## BEGIN Supplied records

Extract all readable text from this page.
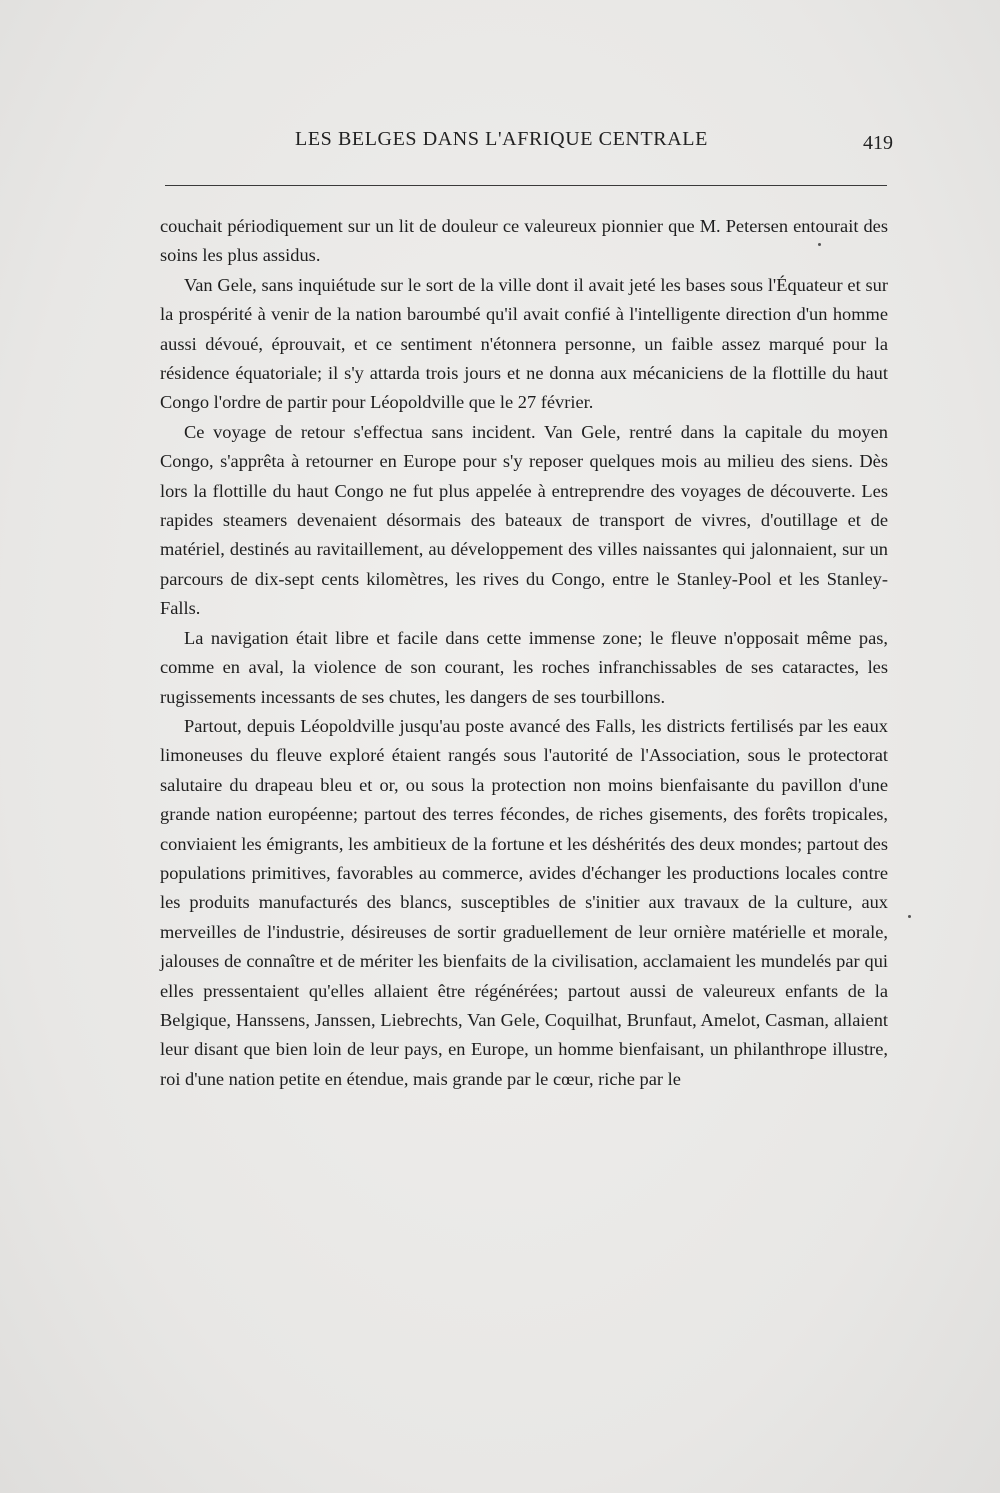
LES BELGES DANS L'AFRIQUE CENTRALE	419

couchait périodiquement sur un lit de douleur ce valeureux pionnier que M. Petersen entourait des soins les plus assidus.

Van Gele, sans inquiétude sur le sort de la ville dont il avait jeté les bases sous l'Équateur et sur la prospérité à venir de la nation baroumbé qu'il avait confié à l'intelligente direction d'un homme aussi dévoué, éprouvait, et ce sentiment n'étonnera personne, un faible assez marqué pour la résidence équatoriale; il s'y attarda trois jours et ne donna aux mécaniciens de la flottille du haut Congo l'ordre de partir pour Léopoldville que le 27 février.

Ce voyage de retour s'effectua sans incident. Van Gele, rentré dans la capitale du moyen Congo, s'apprêta à retourner en Europe pour s'y reposer quelques mois au milieu des siens. Dès lors la flottille du haut Congo ne fut plus appelée à entreprendre des voyages de découverte. Les rapides steamers devenaient désormais des bateaux de transport de vivres, d'outillage et de matériel, destinés au ravitaillement, au développement des villes naissantes qui jalonnaient, sur un parcours de dix-sept cents kilomètres, les rives du Congo, entre le Stanley-Pool et les Stanley-Falls.

La navigation était libre et facile dans cette immense zone; le fleuve n'opposait même pas, comme en aval, la violence de son courant, les roches infranchissables de ses cataractes, les rugissements incessants de ses chutes, les dangers de ses tourbillons.

Partout, depuis Léopoldville jusqu'au poste avancé des Falls, les districts fertilisés par les eaux limoneuses du fleuve exploré étaient rangés sous l'autorité de l'Association, sous le protectorat salutaire du drapeau bleu et or, ou sous la protection non moins bienfaisante du pavillon d'une grande nation européenne; partout des terres fécondes, de riches gisements, des forêts tropicales, conviaient les émigrants, les ambitieux de la fortune et les déshérités des deux mondes; partout des populations primitives, favorables au commerce, avides d'échanger les productions locales contre les produits manufacturés des blancs, susceptibles de s'initier aux travaux de la culture, aux merveilles de l'industrie, désireuses de sortir graduellement de leur ornière matérielle et morale, jalouses de connaître et de mériter les bienfaits de la civilisation, acclamaient les mundelés par qui elles pressentaient qu'elles allaient être régénérées; partout aussi de valeureux enfants de la Belgique, Hanssens, Janssen, Liebrechts, Van Gele, Coquilhat, Brunfaut, Amelot, Casman, allaient leur disant que bien loin de leur pays, en Europe, un homme bienfaisant, un philanthrope illustre, roi d'une nation petite en étendue, mais grande par le cœur, riche par le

## END Supplied records

= Work required =
Collect every line with the string "valeureux" from the records, and copy each.

= Answer for the task =
couchait périodiquement sur un lit de douleur ce valeureux pionnier que M. Petersen entourait des soins les plus assidus.
Partout, depuis Léopoldville jusqu'au poste avancé des Falls, les districts fertilisés par les eaux limoneuses du fleuve exploré étaient rangés sous l'autorité de l'Association, sous le protectorat salutaire du drapeau bleu et or, ou sous la protection non moins bienfaisante du pavillon d'une grande nation européenne; partout des terres fécondes, de riches gisements, des forêts tropicales, conviaient les émigrants, les ambitieux de la fortune et les déshérités des deux mondes; partout des populations primitives, favorables au commerce, avides d'échanger les productions locales contre les produits manufacturés des blancs, susceptibles de s'initier aux travaux de la culture, aux merveilles de l'industrie, désireuses de sortir graduellement de leur ornière matérielle et morale, jalouses de connaître et de mériter les bienfaits de la civilisation, acclamaient les mundelés par qui elles pressentaient qu'elles allaient être régénérées; partout aussi de valeureux enfants de la Belgique, Hanssens, Janssen, Liebrechts, Van Gele, Coquilhat, Brunfaut, Amelot, Casman, allaient leur disant que bien loin de leur pays, en Europe, un homme bienfaisant, un philanthrope illustre, roi d'une nation petite en étendue, mais grande par le cœur, riche par le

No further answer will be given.